Search the material below for the string "糖链抗原" and extract each line that has it.

(Stored items from a collection)

►

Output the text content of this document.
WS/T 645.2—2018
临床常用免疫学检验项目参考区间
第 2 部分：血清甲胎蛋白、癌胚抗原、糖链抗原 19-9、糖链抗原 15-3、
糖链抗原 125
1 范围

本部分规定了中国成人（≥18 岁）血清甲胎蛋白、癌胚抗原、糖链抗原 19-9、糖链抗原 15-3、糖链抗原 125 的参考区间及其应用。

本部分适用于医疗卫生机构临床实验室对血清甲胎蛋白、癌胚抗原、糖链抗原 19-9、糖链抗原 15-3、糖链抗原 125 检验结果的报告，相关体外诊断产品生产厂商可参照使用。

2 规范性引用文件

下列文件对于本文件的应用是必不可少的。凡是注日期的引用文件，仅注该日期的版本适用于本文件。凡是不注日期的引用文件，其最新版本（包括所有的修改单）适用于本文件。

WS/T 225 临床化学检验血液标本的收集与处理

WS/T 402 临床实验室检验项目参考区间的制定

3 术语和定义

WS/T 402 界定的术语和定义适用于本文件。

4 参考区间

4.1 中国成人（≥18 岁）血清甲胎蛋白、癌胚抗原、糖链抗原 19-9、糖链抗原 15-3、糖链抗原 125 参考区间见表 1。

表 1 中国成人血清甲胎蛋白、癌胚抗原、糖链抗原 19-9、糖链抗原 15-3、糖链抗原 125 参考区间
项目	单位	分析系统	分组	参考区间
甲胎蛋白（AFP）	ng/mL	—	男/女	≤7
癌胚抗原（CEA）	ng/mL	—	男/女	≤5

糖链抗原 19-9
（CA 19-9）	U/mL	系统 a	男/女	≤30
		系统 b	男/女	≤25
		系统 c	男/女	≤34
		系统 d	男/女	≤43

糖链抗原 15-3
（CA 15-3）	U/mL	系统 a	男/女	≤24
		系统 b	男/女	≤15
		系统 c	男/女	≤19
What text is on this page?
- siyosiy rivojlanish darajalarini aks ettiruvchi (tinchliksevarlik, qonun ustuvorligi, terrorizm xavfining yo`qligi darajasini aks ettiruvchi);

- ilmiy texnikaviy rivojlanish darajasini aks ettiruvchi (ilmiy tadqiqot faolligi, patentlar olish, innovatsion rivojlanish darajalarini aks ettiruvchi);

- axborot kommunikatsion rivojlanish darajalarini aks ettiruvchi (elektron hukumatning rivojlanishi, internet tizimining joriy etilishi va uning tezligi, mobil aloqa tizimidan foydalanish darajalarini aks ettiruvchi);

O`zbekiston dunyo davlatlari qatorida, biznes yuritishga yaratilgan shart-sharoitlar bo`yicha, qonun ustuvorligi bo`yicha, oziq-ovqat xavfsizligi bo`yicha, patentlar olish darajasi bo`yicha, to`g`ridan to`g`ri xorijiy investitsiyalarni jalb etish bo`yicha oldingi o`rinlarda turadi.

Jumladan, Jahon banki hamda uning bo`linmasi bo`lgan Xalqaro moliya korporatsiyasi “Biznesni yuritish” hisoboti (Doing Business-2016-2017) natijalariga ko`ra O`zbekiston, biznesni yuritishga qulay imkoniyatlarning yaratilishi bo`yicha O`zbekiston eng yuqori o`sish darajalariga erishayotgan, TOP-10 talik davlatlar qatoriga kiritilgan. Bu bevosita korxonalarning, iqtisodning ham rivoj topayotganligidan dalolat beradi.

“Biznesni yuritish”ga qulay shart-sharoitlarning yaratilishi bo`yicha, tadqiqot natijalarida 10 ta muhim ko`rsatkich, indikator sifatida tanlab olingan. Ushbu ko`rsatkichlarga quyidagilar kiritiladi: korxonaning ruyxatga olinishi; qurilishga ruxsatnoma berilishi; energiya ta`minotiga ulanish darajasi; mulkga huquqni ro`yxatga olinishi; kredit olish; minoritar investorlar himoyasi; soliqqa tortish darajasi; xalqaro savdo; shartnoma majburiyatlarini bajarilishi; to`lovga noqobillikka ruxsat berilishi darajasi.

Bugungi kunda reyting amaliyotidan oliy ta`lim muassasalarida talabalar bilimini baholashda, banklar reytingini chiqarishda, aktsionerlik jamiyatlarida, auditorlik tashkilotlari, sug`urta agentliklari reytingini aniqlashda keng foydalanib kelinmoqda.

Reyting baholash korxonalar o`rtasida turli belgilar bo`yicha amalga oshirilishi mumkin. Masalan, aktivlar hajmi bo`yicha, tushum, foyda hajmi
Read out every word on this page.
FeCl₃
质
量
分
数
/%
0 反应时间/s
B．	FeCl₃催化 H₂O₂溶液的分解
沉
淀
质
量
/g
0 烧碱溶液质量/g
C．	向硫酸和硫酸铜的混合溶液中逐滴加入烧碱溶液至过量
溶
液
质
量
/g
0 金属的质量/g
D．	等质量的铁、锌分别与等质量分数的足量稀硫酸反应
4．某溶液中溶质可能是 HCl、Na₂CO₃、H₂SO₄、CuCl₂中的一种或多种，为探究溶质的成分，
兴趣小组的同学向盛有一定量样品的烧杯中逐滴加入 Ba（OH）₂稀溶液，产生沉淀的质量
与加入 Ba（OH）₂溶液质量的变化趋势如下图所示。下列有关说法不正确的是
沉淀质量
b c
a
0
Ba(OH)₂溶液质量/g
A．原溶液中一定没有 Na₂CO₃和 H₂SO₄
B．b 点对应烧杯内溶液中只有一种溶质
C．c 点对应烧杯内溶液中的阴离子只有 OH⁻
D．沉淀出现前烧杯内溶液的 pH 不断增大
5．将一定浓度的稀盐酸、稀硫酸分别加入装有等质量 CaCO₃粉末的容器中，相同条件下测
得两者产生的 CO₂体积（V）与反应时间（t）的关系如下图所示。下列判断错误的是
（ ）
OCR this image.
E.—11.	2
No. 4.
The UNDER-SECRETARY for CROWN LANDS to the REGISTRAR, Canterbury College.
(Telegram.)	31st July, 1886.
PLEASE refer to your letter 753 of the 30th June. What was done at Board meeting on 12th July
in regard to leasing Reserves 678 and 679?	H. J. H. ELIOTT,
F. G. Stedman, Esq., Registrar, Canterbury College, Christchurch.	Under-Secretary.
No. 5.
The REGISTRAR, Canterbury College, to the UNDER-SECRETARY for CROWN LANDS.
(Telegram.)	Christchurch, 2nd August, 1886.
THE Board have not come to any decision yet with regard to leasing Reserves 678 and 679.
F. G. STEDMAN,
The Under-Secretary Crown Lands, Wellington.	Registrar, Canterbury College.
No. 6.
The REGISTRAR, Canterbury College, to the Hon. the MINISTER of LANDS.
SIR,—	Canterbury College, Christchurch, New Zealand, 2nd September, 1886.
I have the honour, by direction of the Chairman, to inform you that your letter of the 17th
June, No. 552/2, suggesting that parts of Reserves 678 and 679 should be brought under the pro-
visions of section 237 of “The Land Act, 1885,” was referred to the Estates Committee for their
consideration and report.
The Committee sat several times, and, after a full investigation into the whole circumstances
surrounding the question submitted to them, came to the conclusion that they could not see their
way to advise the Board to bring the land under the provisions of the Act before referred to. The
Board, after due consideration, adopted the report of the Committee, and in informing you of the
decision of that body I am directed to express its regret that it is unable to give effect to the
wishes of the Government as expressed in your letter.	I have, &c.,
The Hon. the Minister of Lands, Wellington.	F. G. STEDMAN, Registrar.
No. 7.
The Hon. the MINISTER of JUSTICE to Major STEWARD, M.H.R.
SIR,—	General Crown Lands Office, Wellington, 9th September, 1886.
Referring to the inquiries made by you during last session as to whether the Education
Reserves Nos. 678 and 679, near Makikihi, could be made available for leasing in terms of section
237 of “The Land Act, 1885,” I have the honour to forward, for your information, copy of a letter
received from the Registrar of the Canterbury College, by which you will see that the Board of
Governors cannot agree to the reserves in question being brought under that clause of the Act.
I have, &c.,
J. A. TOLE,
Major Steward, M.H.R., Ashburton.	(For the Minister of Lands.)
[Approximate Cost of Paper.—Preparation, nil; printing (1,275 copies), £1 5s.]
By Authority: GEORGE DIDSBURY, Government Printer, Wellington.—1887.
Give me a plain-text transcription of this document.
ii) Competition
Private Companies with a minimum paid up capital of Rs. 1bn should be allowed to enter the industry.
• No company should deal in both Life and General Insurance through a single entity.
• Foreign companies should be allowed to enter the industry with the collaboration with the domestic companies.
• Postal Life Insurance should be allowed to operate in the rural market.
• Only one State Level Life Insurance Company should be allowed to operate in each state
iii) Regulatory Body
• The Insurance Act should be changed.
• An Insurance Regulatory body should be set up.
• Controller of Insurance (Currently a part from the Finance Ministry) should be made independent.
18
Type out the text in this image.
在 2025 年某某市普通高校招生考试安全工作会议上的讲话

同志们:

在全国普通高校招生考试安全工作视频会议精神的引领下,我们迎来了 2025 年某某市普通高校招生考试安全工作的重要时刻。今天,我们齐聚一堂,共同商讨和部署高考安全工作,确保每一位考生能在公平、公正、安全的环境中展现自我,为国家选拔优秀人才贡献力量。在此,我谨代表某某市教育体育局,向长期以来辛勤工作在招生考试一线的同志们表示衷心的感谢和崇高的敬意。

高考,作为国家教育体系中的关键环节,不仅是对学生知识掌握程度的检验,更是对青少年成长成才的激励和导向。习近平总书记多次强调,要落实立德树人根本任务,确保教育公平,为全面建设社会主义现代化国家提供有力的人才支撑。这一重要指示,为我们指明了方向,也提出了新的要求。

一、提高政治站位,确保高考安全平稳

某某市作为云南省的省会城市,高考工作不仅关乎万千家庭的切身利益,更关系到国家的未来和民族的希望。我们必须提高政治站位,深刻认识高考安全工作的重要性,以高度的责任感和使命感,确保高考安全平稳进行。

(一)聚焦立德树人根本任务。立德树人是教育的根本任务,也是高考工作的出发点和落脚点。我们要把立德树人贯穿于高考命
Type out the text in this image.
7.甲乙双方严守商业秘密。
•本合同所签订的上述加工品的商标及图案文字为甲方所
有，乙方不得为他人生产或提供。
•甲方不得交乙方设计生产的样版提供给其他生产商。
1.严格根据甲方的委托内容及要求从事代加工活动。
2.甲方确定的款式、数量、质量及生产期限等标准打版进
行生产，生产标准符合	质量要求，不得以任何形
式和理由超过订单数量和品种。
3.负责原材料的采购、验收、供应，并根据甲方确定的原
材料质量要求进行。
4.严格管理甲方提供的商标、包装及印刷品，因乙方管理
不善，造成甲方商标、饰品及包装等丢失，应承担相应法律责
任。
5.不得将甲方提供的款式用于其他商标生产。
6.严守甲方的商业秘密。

◄

### Result of this task
第 2 部分：血清甲胎蛋白、癌胚抗原、糖链抗原 19-9、糖链抗原 15-3、
糖链抗原 125
本部分规定了中国成人（≥18 岁）血清甲胎蛋白、癌胚抗原、糖链抗原 19-9、糖链抗原 15-3、糖链抗原 125 的参考区间及其应用。
本部分适用于医疗卫生机构临床实验室对血清甲胎蛋白、癌胚抗原、糖链抗原 19-9、糖链抗原 15-3、糖链抗原 125 检验结果的报告，相关体外诊断产品生产厂商可参照使用。
4.1 中国成人（≥18 岁）血清甲胎蛋白、癌胚抗原、糖链抗原 19-9、糖链抗原 15-3、糖链抗原 125 参考区间见表 1。
表 1 中国成人血清甲胎蛋白、癌胚抗原、糖链抗原 19-9、糖链抗原 15-3、糖链抗原 125 参考区间
糖链抗原 19-9
糖链抗原 15-3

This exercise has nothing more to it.